• [Goal]: Filter the data below for the string "this" and copy each matching line.

-- Start --

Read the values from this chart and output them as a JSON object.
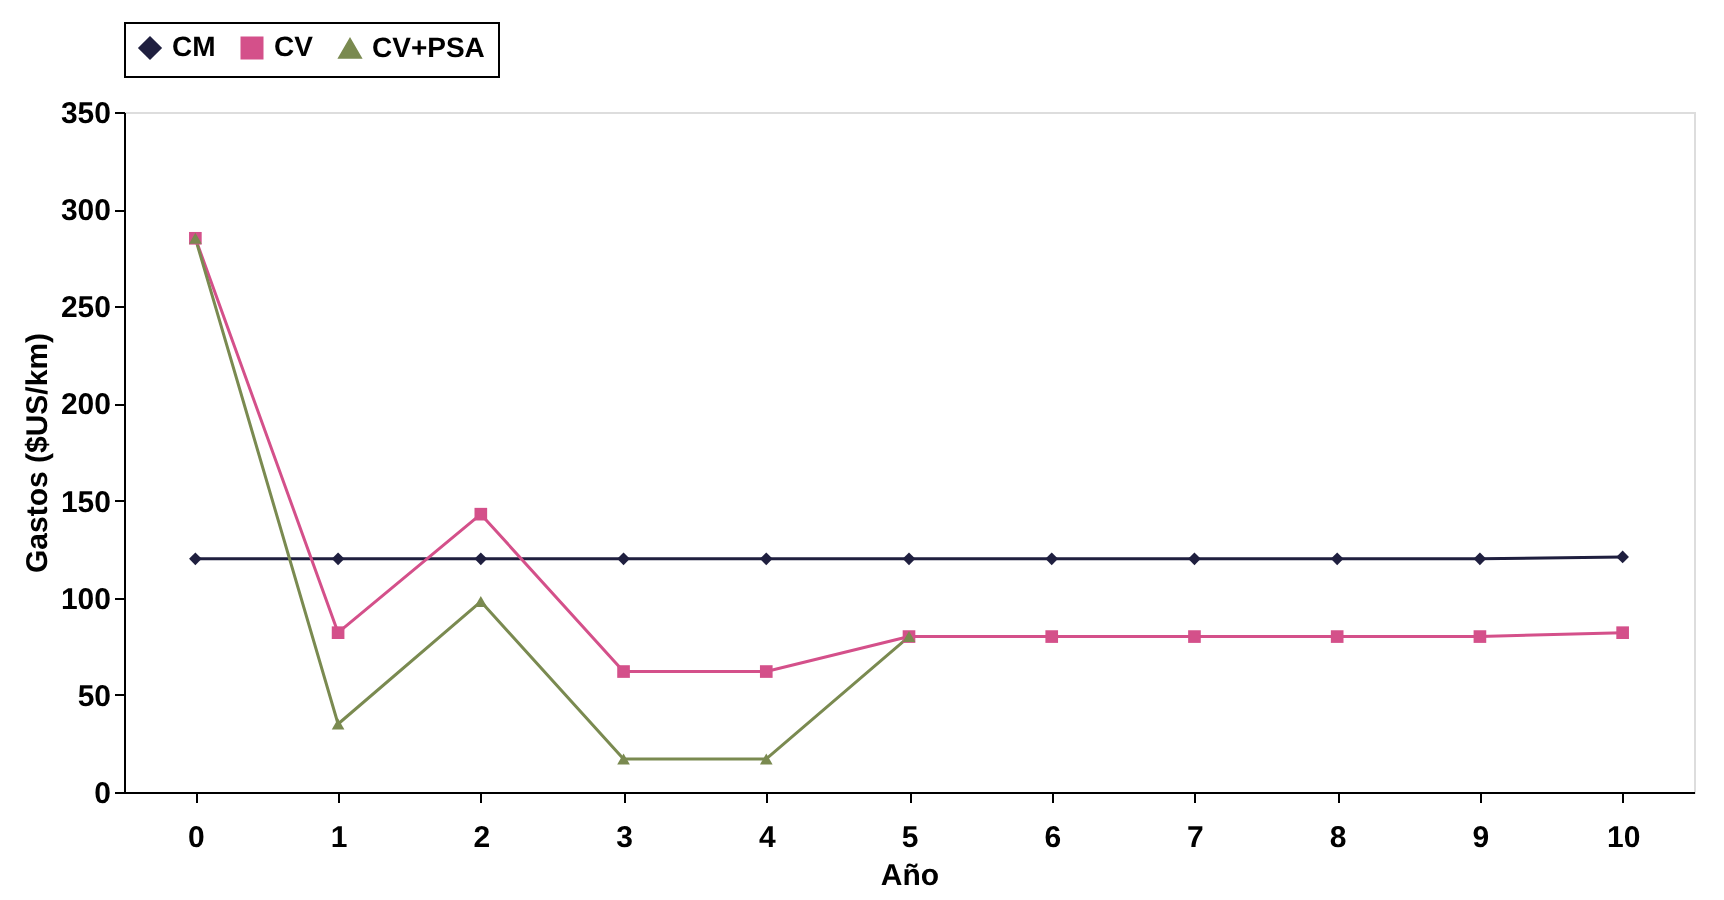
{
  "chart_data": {
    "type": "line",
    "xlabel": "Año",
    "ylabel": "Gastos ($US/km)",
    "categories": [
      "0",
      "1",
      "2",
      "3",
      "4",
      "5",
      "6",
      "7",
      "8",
      "9",
      "10"
    ],
    "series": [
      {
        "name": "CM",
        "color": "#1f1f3f",
        "marker": "diamond",
        "values": [
          120,
          120,
          120,
          120,
          120,
          120,
          120,
          120,
          120,
          120,
          121
        ]
      },
      {
        "name": "CV",
        "color": "#d4508a",
        "marker": "square",
        "values": [
          285,
          82,
          143,
          62,
          62,
          80,
          80,
          80,
          80,
          80,
          82
        ]
      },
      {
        "name": "CV+PSA",
        "color": "#7a8a50",
        "marker": "triangle",
        "values": [
          285,
          35,
          98,
          17,
          17,
          80,
          null,
          null,
          null,
          null,
          null
        ]
      }
    ],
    "ylim": [
      0,
      350
    ],
    "yticks": [
      0,
      50,
      100,
      150,
      200,
      250,
      300,
      350
    ],
    "grid": false,
    "legend": "top",
    "line_style": "solid"
  }
}
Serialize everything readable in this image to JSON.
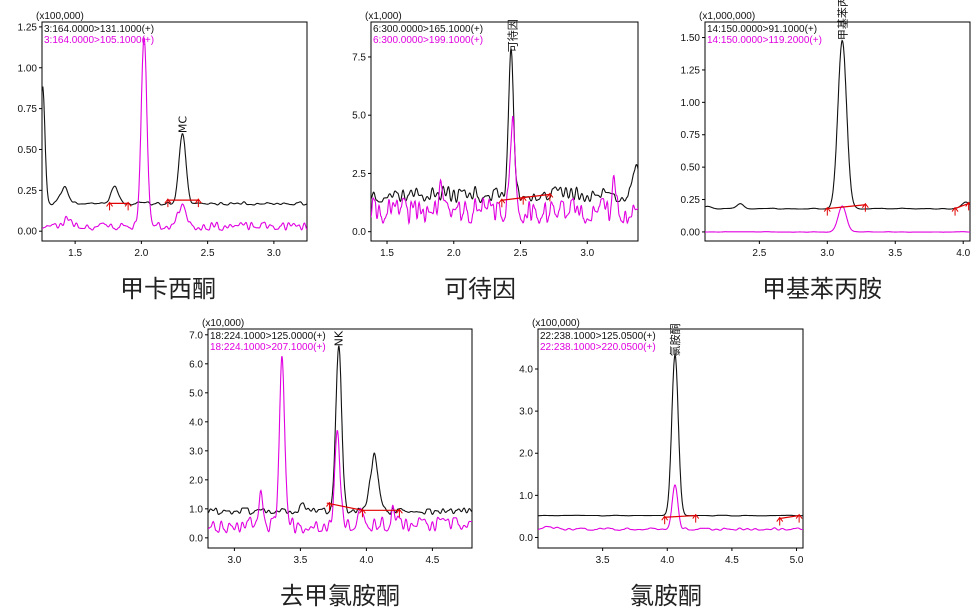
{
  "colors": {
    "black_trace": "#111111",
    "magenta_trace": "#e000e0",
    "baseline": "#e00000",
    "marker": "#e00000",
    "frame": "#000000"
  },
  "chart_data": [
    {
      "type": "line",
      "caption": "甲卡西酮",
      "scale_label": "(x100,000)",
      "channels": [
        {
          "label": "3:164.0000>131.1000(+)",
          "color": "#111111"
        },
        {
          "label": "3:164.0000>105.1000(+)",
          "color": "#e000e0"
        }
      ],
      "xlim": [
        1.25,
        3.25
      ],
      "xticks": [
        1.5,
        2.0,
        2.5,
        3.0
      ],
      "ylim": [
        -0.06,
        1.28
      ],
      "yticks": [
        0.0,
        0.25,
        0.5,
        0.75,
        1.0,
        1.25
      ],
      "series": [
        {
          "color": "#111111",
          "base": 0.17,
          "noise": 0.01,
          "noise_scale": 0.025,
          "seed": 11,
          "peaks": [
            [
              1.255,
              0.72,
              0.017
            ],
            [
              1.42,
              0.1,
              0.03
            ],
            [
              1.8,
              0.1,
              0.03
            ],
            [
              2.31,
              0.42,
              0.026
            ],
            [
              1.05,
              0.0,
              0.1
            ]
          ]
        },
        {
          "color": "#e000e0",
          "base": 0.03,
          "noise": 0.025,
          "noise_scale": 0.02,
          "seed": 23,
          "peaks": [
            [
              2.02,
              1.14,
              0.022
            ],
            [
              2.31,
              0.14,
              0.03
            ],
            [
              1.45,
              0.05,
              0.03
            ]
          ]
        }
      ],
      "baselines": [
        {
          "x": [
            1.76,
            1.9
          ],
          "y": [
            0.17,
            0.17
          ]
        },
        {
          "x": [
            2.2,
            2.43
          ],
          "y": [
            0.19,
            0.19
          ]
        }
      ],
      "markers": [
        1.76,
        1.9,
        2.2,
        2.43
      ],
      "peak_labels": [
        {
          "text": "MC",
          "x": 2.31,
          "y": 0.6
        }
      ]
    },
    {
      "type": "line",
      "caption": "可待因",
      "scale_label": "(x1,000)",
      "channels": [
        {
          "label": "6:300.0000>165.1000(+)",
          "color": "#111111"
        },
        {
          "label": "6:300.0000>199.1000(+)",
          "color": "#e000e0"
        }
      ],
      "xlim": [
        1.38,
        3.38
      ],
      "xticks": [
        1.5,
        2.0,
        2.5,
        3.0
      ],
      "ylim": [
        -0.4,
        9.0
      ],
      "yticks": [
        0.0,
        2.5,
        5.0,
        7.5
      ],
      "series": [
        {
          "color": "#111111",
          "base": 1.6,
          "noise": 0.35,
          "noise_scale": 0.02,
          "seed": 37,
          "peaks": [
            [
              2.43,
              6.2,
              0.018
            ],
            [
              3.37,
              1.3,
              0.02
            ]
          ]
        },
        {
          "color": "#e000e0",
          "base": 0.9,
          "noise": 0.55,
          "noise_scale": 0.015,
          "seed": 41,
          "peaks": [
            [
              2.44,
              3.6,
              0.018
            ],
            [
              1.9,
              1.4,
              0.012
            ],
            [
              3.2,
              1.4,
              0.012
            ]
          ]
        }
      ],
      "baselines": [
        {
          "x": [
            2.36,
            2.72
          ],
          "y": [
            1.35,
            1.6
          ]
        }
      ],
      "markers": [
        2.36,
        2.52,
        2.72
      ],
      "peak_labels": [
        {
          "text": "可待因",
          "x": 2.44,
          "y": 7.7
        }
      ]
    },
    {
      "type": "line",
      "caption": "甲基苯丙胺",
      "scale_label": "(x1,000,000)",
      "channels": [
        {
          "label": "14:150.0000>91.1000(+)",
          "color": "#111111"
        },
        {
          "label": "14:150.0000>119.2000(+)",
          "color": "#e000e0"
        }
      ],
      "xlim": [
        2.1,
        4.05
      ],
      "xticks": [
        2.5,
        3.0,
        3.5,
        4.0
      ],
      "ylim": [
        -0.07,
        1.62
      ],
      "yticks": [
        0.0,
        0.25,
        0.5,
        0.75,
        1.0,
        1.25,
        1.5
      ],
      "series": [
        {
          "color": "#111111",
          "base": 0.18,
          "noise": 0.004,
          "noise_scale": 0.05,
          "seed": 53,
          "peaks": [
            [
              3.11,
              1.3,
              0.032
            ],
            [
              2.12,
              0.02,
              0.03
            ],
            [
              2.36,
              0.04,
              0.025
            ],
            [
              4.02,
              0.05,
              0.03
            ]
          ]
        },
        {
          "color": "#e000e0",
          "base": 0.0,
          "noise": 0.002,
          "noise_scale": 0.05,
          "seed": 59,
          "peaks": [
            [
              3.11,
              0.2,
              0.03
            ]
          ]
        }
      ],
      "baselines": [
        {
          "x": [
            3.0,
            3.28
          ],
          "y": [
            0.18,
            0.21
          ]
        },
        {
          "x": [
            3.94,
            4.04
          ],
          "y": [
            0.18,
            0.22
          ]
        }
      ],
      "markers": [
        3.0,
        3.28,
        3.94,
        4.04
      ],
      "peak_labels": [
        {
          "text": "甲基苯丙胺",
          "x": 3.11,
          "y": 1.48
        }
      ]
    },
    {
      "type": "line",
      "caption": "去甲氯胺酮",
      "scale_label": "(x10,000)",
      "channels": [
        {
          "label": "18:224.1000>125.0000(+)",
          "color": "#111111"
        },
        {
          "label": "18:224.1000>207.1000(+)",
          "color": "#e000e0"
        }
      ],
      "xlim": [
        2.8,
        4.8
      ],
      "xticks": [
        3.0,
        3.5,
        4.0,
        4.5
      ],
      "ylim": [
        -0.35,
        7.2
      ],
      "yticks": [
        0.0,
        1.0,
        2.0,
        3.0,
        4.0,
        5.0,
        6.0,
        7.0
      ],
      "series": [
        {
          "color": "#111111",
          "base": 0.92,
          "noise": 0.12,
          "noise_scale": 0.02,
          "seed": 61,
          "peaks": [
            [
              3.79,
              5.7,
              0.022
            ],
            [
              4.06,
              1.9,
              0.03
            ],
            [
              3.52,
              0.2,
              0.02
            ]
          ]
        },
        {
          "color": "#e000e0",
          "base": 0.45,
          "noise": 0.28,
          "noise_scale": 0.02,
          "seed": 67,
          "peaks": [
            [
              3.36,
              5.7,
              0.02
            ],
            [
              3.78,
              3.4,
              0.02
            ],
            [
              3.2,
              1.0,
              0.02
            ],
            [
              3.95,
              0.6,
              0.02
            ],
            [
              4.2,
              0.4,
              0.02
            ]
          ]
        }
      ],
      "baselines": [
        {
          "x": [
            3.7,
            3.97
          ],
          "y": [
            1.2,
            0.95
          ]
        },
        {
          "x": [
            3.97,
            4.25
          ],
          "y": [
            0.95,
            0.95
          ]
        }
      ],
      "markers": [
        3.72,
        3.97,
        4.25
      ],
      "peak_labels": [
        {
          "text": "NK",
          "x": 3.79,
          "y": 6.6
        }
      ]
    },
    {
      "type": "line",
      "caption": "氯胺酮",
      "scale_label": "(x100,000)",
      "channels": [
        {
          "label": "22:238.1000>125.0500(+)",
          "color": "#111111"
        },
        {
          "label": "22:238.1000>220.0500(+)",
          "color": "#e000e0"
        }
      ],
      "xlim": [
        3.0,
        5.05
      ],
      "xticks": [
        3.5,
        4.0,
        4.5,
        5.0
      ],
      "ylim": [
        -0.25,
        4.95
      ],
      "yticks": [
        0.0,
        1.0,
        2.0,
        3.0,
        4.0
      ],
      "series": [
        {
          "color": "#111111",
          "base": 0.52,
          "noise": 0.008,
          "noise_scale": 0.05,
          "seed": 71,
          "peaks": [
            [
              4.06,
              3.82,
              0.025
            ]
          ]
        },
        {
          "color": "#e000e0",
          "base": 0.2,
          "noise": 0.03,
          "noise_scale": 0.03,
          "seed": 79,
          "peaks": [
            [
              4.06,
              1.05,
              0.022
            ],
            [
              3.1,
              0.05,
              0.05
            ]
          ]
        }
      ],
      "baselines": [
        {
          "x": [
            3.98,
            4.22
          ],
          "y": [
            0.48,
            0.52
          ]
        },
        {
          "x": [
            4.87,
            5.02
          ],
          "y": [
            0.45,
            0.52
          ]
        }
      ],
      "markers": [
        3.98,
        4.22,
        4.87,
        5.02
      ],
      "peak_labels": [
        {
          "text": "氯胺酮",
          "x": 4.06,
          "y": 4.3
        }
      ]
    }
  ]
}
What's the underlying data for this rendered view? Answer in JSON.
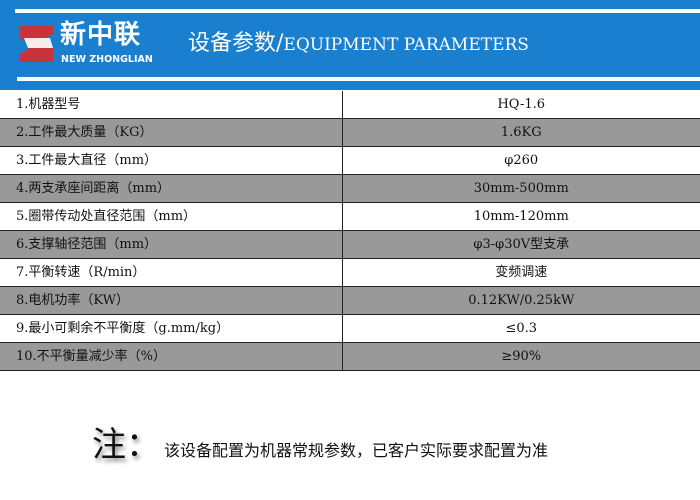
{
  "header": {
    "brand_cn": "新中联",
    "brand_en": "NEW ZHONGLIAN",
    "title_cn": "设备参数/",
    "title_en": "EQUIPMENT PARAMETERS",
    "logo_color": "#c8323a",
    "bg": "#1a7fcf"
  },
  "rows": [
    {
      "label": "1.机器型号",
      "value": "HQ-1.6"
    },
    {
      "label": "2.工件最大质量（KG）",
      "value": "1.6KG"
    },
    {
      "label": "3.工件最大直径（mm）",
      "value": "φ260"
    },
    {
      "label": "4.两支承座间距离（mm）",
      "value": "30mm-500mm"
    },
    {
      "label": "5.圈带传动处直径范围（mm）",
      "value": "10mm-120mm"
    },
    {
      "label": "6.支撑轴径范围（mm）",
      "value": "φ3-φ30V型支承"
    },
    {
      "label": "7.平衡转速（R/min）",
      "value": "变频调速"
    },
    {
      "label": "8.电机功率（KW）",
      "value": "0.12KW/0.25kW"
    },
    {
      "label": "9.最小可剩余不平衡度（g.mm/kg）",
      "value": "≤0.3"
    },
    {
      "label": "10.不平衡量减少率（%）",
      "value": "≥90%"
    }
  ],
  "note": {
    "prefix": "注：",
    "text": "该设备配置为机器常规参数，已客户实际要求配置为准"
  }
}
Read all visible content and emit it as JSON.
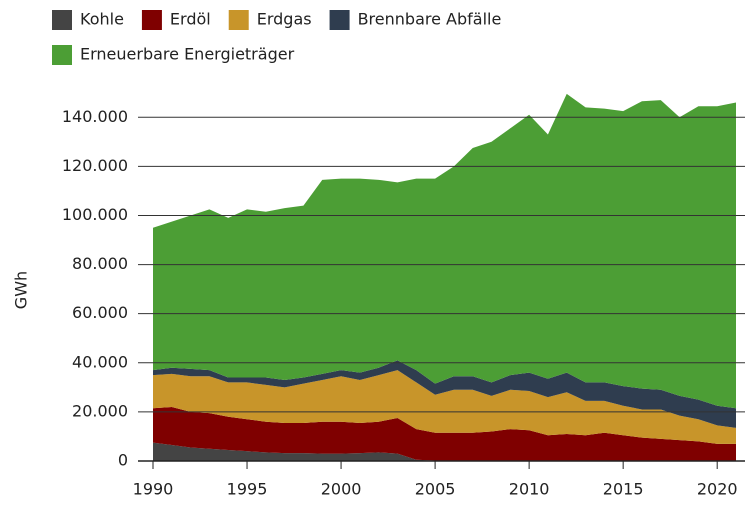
{
  "chart_data": {
    "type": "stacked-area",
    "y_label": "GWh",
    "x": [
      1990,
      1991,
      1992,
      1993,
      1994,
      1995,
      1996,
      1997,
      1998,
      1999,
      2000,
      2001,
      2002,
      2003,
      2004,
      2005,
      2006,
      2007,
      2008,
      2009,
      2010,
      2011,
      2012,
      2013,
      2014,
      2015,
      2016,
      2017,
      2018,
      2019,
      2020,
      2021
    ],
    "xlim": [
      1990,
      2021
    ],
    "xticks": [
      1990,
      1995,
      2000,
      2005,
      2010,
      2015,
      2020
    ],
    "ylim": [
      0,
      150000
    ],
    "yticks": [
      0,
      {
        "value": 20000,
        "label": "20.000"
      },
      {
        "value": 40000,
        "label": "40.000"
      },
      {
        "value": 60000,
        "label": "60.000"
      },
      {
        "value": 80000,
        "label": "80.000"
      },
      {
        "value": 100000,
        "label": "100.000"
      },
      {
        "value": 120000,
        "label": "120.000"
      },
      {
        "value": 140000,
        "label": "140.000"
      }
    ],
    "grid": true,
    "series": [
      {
        "name": "Kohle",
        "color": "#444444",
        "values": [
          7500,
          6500,
          5500,
          5000,
          4500,
          4000,
          3500,
          3200,
          3200,
          3000,
          3000,
          3200,
          3500,
          3000,
          500,
          200,
          0,
          0,
          0,
          0,
          0,
          0,
          0,
          0,
          0,
          0,
          0,
          0,
          0,
          0,
          0,
          0
        ]
      },
      {
        "name": "Erdöl",
        "color": "#7f0000",
        "values": [
          14000,
          15500,
          14500,
          14500,
          13500,
          13000,
          12500,
          12300,
          12300,
          13000,
          13000,
          12300,
          12500,
          14500,
          12500,
          11300,
          11500,
          11500,
          12000,
          13000,
          12500,
          10500,
          11000,
          10500,
          11500,
          10500,
          9500,
          9000,
          8500,
          8000,
          7000,
          7000
        ]
      },
      {
        "name": "Erdgas",
        "color": "#c8952a",
        "values": [
          13500,
          13500,
          14500,
          15000,
          14000,
          15000,
          15000,
          14500,
          16000,
          17000,
          18500,
          17500,
          19000,
          19500,
          19000,
          15500,
          17500,
          17500,
          14500,
          16000,
          16000,
          15500,
          17000,
          14000,
          13000,
          12000,
          11500,
          12000,
          10000,
          9000,
          7500,
          6500
        ]
      },
      {
        "name": "Brennbare Abfälle",
        "color": "#2f3d4f",
        "values": [
          2000,
          2500,
          3000,
          2500,
          2000,
          2000,
          3000,
          3000,
          2500,
          2500,
          2500,
          3000,
          3000,
          4000,
          5000,
          4500,
          5500,
          5500,
          5500,
          6000,
          7500,
          7500,
          8000,
          7500,
          7500,
          8000,
          8500,
          8000,
          8000,
          8000,
          8000,
          8000
        ]
      },
      {
        "name": "Erneuerbare Energieträger",
        "color": "#4c9e35",
        "values": [
          58000,
          59500,
          62500,
          65500,
          65000,
          68500,
          67500,
          70000,
          70000,
          79000,
          78000,
          79000,
          76500,
          72500,
          78000,
          83500,
          85500,
          93000,
          98000,
          100500,
          105000,
          99500,
          113500,
          112000,
          111500,
          112000,
          117000,
          118000,
          113500,
          119500,
          122000,
          124500
        ]
      }
    ]
  }
}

-- End --

• [Correct answer]:
Read the values from this chart and output them as a JSON object.
Serialize everything readable in this image to JSON.
What's the underlying data for this rendered view? Answer in JSON.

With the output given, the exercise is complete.